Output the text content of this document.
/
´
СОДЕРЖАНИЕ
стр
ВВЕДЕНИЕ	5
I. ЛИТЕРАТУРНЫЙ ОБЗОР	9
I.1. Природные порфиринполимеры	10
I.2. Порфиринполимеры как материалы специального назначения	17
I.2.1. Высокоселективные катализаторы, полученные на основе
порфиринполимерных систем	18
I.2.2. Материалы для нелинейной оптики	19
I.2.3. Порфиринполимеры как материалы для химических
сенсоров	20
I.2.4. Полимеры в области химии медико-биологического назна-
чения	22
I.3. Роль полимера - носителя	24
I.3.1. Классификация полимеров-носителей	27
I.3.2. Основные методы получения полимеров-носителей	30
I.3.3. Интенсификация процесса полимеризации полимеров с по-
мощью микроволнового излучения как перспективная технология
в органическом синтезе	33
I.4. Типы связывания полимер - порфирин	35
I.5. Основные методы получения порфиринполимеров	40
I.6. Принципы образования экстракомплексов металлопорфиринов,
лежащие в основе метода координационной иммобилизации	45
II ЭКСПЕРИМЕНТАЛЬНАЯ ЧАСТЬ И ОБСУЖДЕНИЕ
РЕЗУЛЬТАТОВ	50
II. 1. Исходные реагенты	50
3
• • • • • • •
- Your objective
Each record above should be returned exactly as it appears.

- Final result
Output the text content of this document.
/
´
СОДЕРЖАНИЕ
стр
ВВЕДЕНИЕ	5
I. ЛИТЕРАТУРНЫЙ ОБЗОР	9
I.1. Природные порфиринполимеры	10
I.2. Порфиринполимеры как материалы специального назначения	17
I.2.1. Высокоселективные катализаторы, полученные на основе
порфиринполимерных систем	18
I.2.2. Материалы для нелинейной оптики	19
I.2.3. Порфиринполимеры как материалы для химических
сенсоров	20
I.2.4. Полимеры в области химии медико-биологического назна-
чения	22
I.3. Роль полимера - носителя	24
I.3.1. Классификация полимеров-носителей	27
I.3.2. Основные методы получения полимеров-носителей	30
I.3.3. Интенсификация процесса полимеризации полимеров с по-
мощью микроволнового излучения как перспективная технология
в органическом синтезе	33
I.4. Типы связывания полимер - порфирин	35
I.5. Основные методы получения порфиринполимеров	40
I.6. Принципы образования экстракомплексов металлопорфиринов,
лежащие в основе метода координационной иммобилизации	45
II ЭКСПЕРИМЕНТАЛЬНАЯ ЧАСТЬ И ОБСУЖДЕНИЕ
РЕЗУЛЬТАТОВ	50
II. 1. Исходные реагенты	50
3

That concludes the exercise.